=== Excerto da página ===
Mais uma vez organizada pelo agente de viagens mais competente e
pónei que conheço, este ano a quinzena de férias anual teve por tema os paraísos da ex-União Soviética.
Durante duas semanas, conhecemos as capitais da Letónia, Lituânia, Bielorrússia, Ucrânia, Moldávia, Transnístria (vão ao Google, preguiçosos!) e explorámos parte da Polónia (com direito a um breve passeio off-topic por Paris no regresso).
Algumas impressões gerais:
Nas ruas. Há sempre gente nas ruas a passear ou a beber, independentemente da idade e condição, em parques ou nos centros, a qualquer hora. Passámos por sítios onde normalmente teríamos medo de sermos assaltados e nunca nos sentimos tão seguros. Aliás, o sítio onde senti mais medo de ser roubada foi em Paris.O povo. Não são de sorriso fácil, não respeitam uma fila, não nos seguram a porta e dão encontrões para os quais não pedem desculpa. Curiosamente, qualquer pessoa cede o lugar a um idoso no metro mais apinhado, são extremamente prestáveis e honestos e não são dados a incomodar os transeuntes.
=== Informação fornecida ===
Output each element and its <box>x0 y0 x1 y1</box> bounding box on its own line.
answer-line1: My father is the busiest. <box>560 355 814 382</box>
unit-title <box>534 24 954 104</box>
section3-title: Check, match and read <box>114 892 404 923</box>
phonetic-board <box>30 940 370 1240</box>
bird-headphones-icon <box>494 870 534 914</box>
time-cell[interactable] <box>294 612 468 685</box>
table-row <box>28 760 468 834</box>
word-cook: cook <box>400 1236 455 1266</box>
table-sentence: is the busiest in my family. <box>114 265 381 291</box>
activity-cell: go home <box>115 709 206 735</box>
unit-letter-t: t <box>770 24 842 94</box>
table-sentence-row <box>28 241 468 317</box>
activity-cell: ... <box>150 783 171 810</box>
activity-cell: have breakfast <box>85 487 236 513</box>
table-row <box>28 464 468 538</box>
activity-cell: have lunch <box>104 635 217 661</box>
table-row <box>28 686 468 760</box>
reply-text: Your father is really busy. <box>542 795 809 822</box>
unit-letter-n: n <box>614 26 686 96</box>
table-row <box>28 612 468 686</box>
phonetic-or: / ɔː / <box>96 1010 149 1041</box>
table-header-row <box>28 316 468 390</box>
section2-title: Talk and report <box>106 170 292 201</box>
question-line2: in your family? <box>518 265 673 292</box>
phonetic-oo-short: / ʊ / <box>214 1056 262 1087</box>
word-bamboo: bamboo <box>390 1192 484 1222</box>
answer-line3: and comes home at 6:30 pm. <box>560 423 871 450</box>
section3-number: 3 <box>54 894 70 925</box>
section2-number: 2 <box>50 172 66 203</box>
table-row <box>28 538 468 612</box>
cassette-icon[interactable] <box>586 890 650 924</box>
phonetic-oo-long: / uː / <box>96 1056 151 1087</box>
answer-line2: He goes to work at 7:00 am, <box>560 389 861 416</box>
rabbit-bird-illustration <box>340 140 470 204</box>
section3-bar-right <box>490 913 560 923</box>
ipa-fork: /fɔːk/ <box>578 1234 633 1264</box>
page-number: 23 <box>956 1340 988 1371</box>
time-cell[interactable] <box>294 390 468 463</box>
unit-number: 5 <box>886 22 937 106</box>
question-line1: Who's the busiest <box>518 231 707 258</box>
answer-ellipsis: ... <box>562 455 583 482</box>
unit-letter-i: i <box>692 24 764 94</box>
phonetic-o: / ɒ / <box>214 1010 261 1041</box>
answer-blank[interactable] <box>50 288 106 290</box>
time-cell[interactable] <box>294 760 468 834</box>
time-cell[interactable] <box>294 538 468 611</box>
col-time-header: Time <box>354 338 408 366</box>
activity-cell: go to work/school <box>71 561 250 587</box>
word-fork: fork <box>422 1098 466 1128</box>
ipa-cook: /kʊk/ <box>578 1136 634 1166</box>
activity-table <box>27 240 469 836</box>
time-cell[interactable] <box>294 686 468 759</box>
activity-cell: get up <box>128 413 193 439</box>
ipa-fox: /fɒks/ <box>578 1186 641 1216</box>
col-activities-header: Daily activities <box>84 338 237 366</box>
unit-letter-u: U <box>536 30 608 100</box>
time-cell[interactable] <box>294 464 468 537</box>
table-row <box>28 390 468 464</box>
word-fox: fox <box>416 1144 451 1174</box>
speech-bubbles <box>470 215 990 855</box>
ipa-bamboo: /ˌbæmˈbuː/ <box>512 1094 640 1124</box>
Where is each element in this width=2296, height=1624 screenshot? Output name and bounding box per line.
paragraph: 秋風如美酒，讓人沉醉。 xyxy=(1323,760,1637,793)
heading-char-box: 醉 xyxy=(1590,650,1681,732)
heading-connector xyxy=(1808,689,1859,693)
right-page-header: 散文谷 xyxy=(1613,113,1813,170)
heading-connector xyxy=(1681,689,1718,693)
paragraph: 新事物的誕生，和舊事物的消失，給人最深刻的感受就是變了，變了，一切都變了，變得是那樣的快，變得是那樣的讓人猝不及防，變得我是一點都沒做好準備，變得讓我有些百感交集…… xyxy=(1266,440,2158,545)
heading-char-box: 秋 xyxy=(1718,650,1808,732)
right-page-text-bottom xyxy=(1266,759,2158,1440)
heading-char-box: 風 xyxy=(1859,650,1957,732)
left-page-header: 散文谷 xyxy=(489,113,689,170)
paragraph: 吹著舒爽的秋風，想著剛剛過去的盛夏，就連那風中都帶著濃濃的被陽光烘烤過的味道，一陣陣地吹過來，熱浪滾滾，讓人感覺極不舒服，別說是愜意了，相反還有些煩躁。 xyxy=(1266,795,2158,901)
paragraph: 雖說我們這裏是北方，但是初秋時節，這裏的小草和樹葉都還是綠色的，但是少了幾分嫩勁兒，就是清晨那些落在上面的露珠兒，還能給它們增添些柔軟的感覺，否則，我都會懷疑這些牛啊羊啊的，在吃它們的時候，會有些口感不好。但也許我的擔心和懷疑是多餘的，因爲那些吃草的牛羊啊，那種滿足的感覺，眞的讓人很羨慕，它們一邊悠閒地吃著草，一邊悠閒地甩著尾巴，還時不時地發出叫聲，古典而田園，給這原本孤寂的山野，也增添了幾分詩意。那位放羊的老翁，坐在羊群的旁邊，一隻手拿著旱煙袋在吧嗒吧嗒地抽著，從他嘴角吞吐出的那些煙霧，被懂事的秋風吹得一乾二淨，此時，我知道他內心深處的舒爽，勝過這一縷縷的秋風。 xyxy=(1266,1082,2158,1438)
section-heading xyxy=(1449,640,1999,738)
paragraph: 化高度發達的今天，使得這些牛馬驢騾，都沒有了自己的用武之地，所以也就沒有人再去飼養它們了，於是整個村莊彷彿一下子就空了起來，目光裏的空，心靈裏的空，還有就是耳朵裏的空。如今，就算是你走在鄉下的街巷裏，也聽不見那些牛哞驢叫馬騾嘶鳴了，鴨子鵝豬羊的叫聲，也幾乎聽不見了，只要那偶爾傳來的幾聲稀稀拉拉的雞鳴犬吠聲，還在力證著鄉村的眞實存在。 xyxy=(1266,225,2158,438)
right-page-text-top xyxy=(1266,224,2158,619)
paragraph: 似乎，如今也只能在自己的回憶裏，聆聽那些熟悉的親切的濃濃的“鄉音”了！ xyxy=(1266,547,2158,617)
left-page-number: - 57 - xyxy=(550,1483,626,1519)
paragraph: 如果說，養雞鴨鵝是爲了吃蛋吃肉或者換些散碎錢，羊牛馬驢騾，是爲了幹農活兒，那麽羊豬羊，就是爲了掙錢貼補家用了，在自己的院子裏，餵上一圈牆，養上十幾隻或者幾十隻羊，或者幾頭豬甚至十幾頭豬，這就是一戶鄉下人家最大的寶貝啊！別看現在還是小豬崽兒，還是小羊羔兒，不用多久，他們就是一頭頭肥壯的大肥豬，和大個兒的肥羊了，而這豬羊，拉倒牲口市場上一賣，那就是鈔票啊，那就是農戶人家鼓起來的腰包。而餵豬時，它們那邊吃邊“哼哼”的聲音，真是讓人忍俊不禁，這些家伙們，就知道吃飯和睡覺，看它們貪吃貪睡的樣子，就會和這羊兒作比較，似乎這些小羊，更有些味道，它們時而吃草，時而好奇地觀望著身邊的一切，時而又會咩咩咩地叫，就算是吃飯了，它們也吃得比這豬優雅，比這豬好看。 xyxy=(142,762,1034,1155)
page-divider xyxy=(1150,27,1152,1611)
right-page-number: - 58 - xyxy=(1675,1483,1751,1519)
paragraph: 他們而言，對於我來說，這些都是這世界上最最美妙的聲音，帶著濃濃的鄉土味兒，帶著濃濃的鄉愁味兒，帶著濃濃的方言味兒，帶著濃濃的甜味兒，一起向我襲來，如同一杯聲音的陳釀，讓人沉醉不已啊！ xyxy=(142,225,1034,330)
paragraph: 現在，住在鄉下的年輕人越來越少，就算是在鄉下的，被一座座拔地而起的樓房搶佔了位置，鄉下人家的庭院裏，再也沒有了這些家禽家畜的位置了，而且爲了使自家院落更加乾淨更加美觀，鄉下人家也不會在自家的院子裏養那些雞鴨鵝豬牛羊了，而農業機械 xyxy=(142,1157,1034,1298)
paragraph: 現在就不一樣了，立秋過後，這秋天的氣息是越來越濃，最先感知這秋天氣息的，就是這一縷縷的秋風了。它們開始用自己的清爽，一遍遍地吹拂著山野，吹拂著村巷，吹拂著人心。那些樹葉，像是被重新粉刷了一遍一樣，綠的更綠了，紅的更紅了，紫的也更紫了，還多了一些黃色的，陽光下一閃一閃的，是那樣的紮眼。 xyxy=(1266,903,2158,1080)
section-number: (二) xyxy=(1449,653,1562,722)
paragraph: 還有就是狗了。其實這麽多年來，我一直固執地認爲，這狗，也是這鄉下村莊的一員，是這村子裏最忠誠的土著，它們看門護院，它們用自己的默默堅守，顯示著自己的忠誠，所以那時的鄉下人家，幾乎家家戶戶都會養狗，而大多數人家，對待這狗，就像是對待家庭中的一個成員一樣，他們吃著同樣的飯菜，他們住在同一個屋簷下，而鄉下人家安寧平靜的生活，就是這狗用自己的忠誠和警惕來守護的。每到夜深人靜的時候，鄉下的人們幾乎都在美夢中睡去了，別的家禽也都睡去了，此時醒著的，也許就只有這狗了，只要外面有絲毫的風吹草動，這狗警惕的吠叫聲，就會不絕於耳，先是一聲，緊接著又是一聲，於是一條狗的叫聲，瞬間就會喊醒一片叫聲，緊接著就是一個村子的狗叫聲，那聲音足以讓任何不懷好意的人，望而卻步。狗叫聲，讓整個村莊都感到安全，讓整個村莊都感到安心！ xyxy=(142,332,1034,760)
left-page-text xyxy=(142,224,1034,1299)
===
_Tarefa proposta_
Prossiga o relato das férias pela ex-União Soviética a partir da última frase apresentada.

_Resultado da tarefa_
Como foram privados de prestar culto religioso publicamente durante a longa ocupação soviética, vê-se muita gente nas igrejas (católicas e ortodoxas), por vezes, param numa a caminho do trabalho e apanham a missa que estiver a dar.
As modas. Os eslavos são, em geral, ou muito giros ou muito feios. O meio-termo parece ter ficado de fora, pelo menos do nosso itinerário.
As eslavas andam sempre de saltos altos (nada abaixo dos 10 cm) e parece haver por esses lados a moda de não pôr/tirar as capas das botas, de modo que só ouvimos "pic pic pic" na calçada. E quando usam uma minissaia… bom, digamos que se deixarem cair algo ao chão, é melhor que não se baixem para apanhar. Tudo isto parece incompatível com a tendência para o buço. Tanto se concentram nas unhas (muito compridas, com brilhos ou motivos de fantasia) que parecem não reparar na pilosidade supralabial.Comida. Borscht, borscht, borscht! Ao pequeno-almoço ou ao lanche, esta salada de beterraba e batata faz sucesso. Nós, por outro lado, ficámos fãs do Double Coffee, um franchise que seria, garanto-vos, um sucesso por cá. Encontrámo-lo logo em Riga, depois em Vilnius e em Kiev (diz-se que existe um em Minsk, mas não demos com ele).
Cultura e hábitos. Os polacos e os lituanos, à semelhança dos restantes países anfitriões deste périplo, dobram os programas estrangeiros. A particularidade daqueles é que usam apenas um locutor por programa. Em Cracóvia, adormecia a ver o CSI NY, em que a mesma voz servia para os diálogos de todas as personagens, desde o Mac à Lindsay.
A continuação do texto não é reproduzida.